*EXERCISE REQUIREMENTS*
Print all records exactly, leaving nothing out.

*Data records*

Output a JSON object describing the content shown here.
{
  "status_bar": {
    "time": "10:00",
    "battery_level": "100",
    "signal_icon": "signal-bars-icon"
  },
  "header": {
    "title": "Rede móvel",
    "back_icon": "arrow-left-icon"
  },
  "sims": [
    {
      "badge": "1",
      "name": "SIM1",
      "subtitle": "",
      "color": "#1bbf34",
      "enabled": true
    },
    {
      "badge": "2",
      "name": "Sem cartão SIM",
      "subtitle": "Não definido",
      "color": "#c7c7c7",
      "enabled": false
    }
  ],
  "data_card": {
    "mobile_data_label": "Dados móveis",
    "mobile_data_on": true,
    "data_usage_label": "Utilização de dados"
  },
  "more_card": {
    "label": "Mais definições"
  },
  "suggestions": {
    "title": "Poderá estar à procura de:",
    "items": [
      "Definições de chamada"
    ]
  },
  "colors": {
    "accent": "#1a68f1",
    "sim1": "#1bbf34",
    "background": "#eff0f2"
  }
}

*EXERCISE SOLUTION*
Output a JSON object describing the content shown here.
{
  "status_bar": {
    "time": "10:00",
    "battery_level": "100",
    "signal_icon": "signal-bars-icon"
  },
  "header": {
    "title": "Rede móvel",
    "back_icon": "arrow-left-icon"
  },
  "sims": [
    {
      "badge": "1",
      "name": "SIM1",
      "subtitle": "",
      "color": "#1bbf34",
      "enabled": true
    },
    {
      "badge": "2",
      "name": "Sem cartão SIM",
      "subtitle": "Não definido",
      "color": "#c7c7c7",
      "enabled": false
    }
  ],
  "data_card": {
    "mobile_data_label": "Dados móveis",
    "mobile_data_on": true,
    "data_usage_label": "Utilização de dados"
  },
  "more_card": {
    "label": "Mais definições"
  },
  "suggestions": {
    "title": "Poderá estar à procura de:",
    "items": [
      "Definições de chamada"
    ]
  },
  "colors": {
    "accent": "#1a68f1",
    "sim1": "#1bbf34",
    "background": "#eff0f2"
  }
}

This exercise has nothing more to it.